Items from a data source
<<<<

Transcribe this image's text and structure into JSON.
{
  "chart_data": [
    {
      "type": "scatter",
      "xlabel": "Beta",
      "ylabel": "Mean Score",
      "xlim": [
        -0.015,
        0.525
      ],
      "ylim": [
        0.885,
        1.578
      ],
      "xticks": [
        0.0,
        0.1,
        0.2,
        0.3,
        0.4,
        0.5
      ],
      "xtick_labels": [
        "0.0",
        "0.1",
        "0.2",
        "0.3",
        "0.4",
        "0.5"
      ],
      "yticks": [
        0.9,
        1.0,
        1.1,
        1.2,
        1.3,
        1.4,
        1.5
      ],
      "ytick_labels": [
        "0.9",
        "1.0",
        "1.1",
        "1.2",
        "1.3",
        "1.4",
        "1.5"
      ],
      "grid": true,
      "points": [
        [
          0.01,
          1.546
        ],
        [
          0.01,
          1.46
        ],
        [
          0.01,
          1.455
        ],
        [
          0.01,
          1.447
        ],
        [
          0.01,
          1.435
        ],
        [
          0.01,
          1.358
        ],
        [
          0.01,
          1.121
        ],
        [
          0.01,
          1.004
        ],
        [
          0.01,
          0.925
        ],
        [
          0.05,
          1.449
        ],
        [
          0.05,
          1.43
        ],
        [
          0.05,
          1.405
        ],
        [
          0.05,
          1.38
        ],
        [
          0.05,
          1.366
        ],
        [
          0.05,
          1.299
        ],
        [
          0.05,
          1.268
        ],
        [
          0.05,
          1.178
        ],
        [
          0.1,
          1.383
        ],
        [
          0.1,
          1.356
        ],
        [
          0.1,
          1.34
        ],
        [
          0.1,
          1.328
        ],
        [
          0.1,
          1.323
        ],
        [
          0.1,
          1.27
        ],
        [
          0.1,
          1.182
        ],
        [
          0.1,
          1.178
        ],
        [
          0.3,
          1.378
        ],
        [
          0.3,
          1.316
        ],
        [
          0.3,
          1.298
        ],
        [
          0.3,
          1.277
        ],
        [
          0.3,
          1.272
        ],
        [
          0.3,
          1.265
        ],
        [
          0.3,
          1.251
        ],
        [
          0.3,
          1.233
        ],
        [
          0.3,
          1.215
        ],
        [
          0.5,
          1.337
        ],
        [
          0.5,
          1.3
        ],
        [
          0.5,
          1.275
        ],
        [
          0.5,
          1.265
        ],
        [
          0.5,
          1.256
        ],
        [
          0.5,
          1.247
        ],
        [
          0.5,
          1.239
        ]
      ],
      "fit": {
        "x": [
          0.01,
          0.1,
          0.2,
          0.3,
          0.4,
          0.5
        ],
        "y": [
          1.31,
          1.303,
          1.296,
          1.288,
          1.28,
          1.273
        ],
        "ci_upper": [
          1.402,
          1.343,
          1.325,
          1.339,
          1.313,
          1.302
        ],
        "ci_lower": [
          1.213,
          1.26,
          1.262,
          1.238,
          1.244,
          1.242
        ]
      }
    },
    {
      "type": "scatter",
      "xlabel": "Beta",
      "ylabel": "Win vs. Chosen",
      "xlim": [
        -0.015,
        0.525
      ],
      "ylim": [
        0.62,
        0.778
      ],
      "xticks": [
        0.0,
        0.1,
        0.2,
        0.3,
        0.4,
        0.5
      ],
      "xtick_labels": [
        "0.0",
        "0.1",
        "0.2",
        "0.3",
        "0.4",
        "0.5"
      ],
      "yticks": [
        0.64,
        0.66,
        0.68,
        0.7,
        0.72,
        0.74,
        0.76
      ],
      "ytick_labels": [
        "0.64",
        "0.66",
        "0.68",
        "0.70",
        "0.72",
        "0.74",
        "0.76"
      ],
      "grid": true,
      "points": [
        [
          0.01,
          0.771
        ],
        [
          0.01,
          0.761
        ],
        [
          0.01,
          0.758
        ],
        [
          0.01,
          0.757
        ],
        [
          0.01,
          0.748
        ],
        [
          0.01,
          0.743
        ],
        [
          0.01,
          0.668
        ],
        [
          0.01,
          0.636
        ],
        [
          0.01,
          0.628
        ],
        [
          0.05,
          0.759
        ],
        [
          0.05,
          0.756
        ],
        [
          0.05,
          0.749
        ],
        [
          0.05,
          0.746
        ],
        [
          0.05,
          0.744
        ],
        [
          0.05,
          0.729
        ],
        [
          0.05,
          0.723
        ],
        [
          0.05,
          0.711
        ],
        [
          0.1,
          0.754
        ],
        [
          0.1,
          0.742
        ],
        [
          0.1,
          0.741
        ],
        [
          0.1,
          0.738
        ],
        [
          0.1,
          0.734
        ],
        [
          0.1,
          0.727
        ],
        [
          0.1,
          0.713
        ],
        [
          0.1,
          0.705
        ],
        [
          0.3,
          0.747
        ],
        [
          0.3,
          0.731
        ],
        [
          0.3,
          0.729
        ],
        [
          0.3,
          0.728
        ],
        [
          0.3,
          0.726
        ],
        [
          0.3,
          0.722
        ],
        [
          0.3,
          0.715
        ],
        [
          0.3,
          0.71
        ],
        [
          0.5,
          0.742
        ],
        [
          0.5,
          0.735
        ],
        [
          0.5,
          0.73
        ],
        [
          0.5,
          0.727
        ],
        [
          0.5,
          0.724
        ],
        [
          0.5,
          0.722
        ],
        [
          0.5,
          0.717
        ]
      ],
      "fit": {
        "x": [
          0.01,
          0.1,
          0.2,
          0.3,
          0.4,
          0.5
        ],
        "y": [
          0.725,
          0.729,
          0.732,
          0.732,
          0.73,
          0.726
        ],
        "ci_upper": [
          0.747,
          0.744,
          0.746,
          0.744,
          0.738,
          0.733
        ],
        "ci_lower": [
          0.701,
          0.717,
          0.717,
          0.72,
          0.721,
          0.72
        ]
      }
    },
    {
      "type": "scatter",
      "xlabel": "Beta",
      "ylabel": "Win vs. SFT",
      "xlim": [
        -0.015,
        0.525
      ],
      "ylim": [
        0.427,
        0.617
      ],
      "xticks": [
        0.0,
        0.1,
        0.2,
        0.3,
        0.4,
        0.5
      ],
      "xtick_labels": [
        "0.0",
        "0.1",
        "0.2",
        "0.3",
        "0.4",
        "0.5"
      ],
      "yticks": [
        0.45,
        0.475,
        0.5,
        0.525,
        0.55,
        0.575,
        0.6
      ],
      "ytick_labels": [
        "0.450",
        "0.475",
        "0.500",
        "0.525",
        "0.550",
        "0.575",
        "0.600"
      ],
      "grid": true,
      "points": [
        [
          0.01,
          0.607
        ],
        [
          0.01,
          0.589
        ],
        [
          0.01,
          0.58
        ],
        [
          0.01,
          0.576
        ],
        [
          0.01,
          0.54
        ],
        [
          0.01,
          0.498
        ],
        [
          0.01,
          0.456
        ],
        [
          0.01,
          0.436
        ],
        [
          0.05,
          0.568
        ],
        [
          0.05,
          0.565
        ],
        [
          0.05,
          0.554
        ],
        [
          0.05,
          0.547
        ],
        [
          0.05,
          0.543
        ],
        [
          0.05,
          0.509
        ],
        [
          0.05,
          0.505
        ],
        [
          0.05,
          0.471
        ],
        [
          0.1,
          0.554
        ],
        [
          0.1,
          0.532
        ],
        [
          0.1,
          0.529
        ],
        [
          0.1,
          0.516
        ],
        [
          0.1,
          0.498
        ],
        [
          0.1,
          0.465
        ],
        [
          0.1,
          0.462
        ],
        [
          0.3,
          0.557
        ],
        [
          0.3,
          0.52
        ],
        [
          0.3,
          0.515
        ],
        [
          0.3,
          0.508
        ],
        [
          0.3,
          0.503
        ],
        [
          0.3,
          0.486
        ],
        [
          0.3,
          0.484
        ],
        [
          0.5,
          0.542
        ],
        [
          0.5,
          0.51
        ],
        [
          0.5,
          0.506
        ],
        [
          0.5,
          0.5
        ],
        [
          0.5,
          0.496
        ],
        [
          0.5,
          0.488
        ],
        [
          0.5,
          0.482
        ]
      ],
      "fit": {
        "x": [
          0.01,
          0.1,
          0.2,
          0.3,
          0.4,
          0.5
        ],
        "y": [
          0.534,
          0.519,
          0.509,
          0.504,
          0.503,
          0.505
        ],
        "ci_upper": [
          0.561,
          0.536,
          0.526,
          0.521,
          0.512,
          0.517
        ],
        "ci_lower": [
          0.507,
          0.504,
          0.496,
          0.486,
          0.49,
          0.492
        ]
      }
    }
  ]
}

>>>>

◆ The request
From the data above, gather every line that includes the word "ylabel".

◆ Result for this exercise
      "ylabel": "Mean Score",
      "ylabel": "Win vs. Chosen",
      "ylabel": "Win vs. SFT",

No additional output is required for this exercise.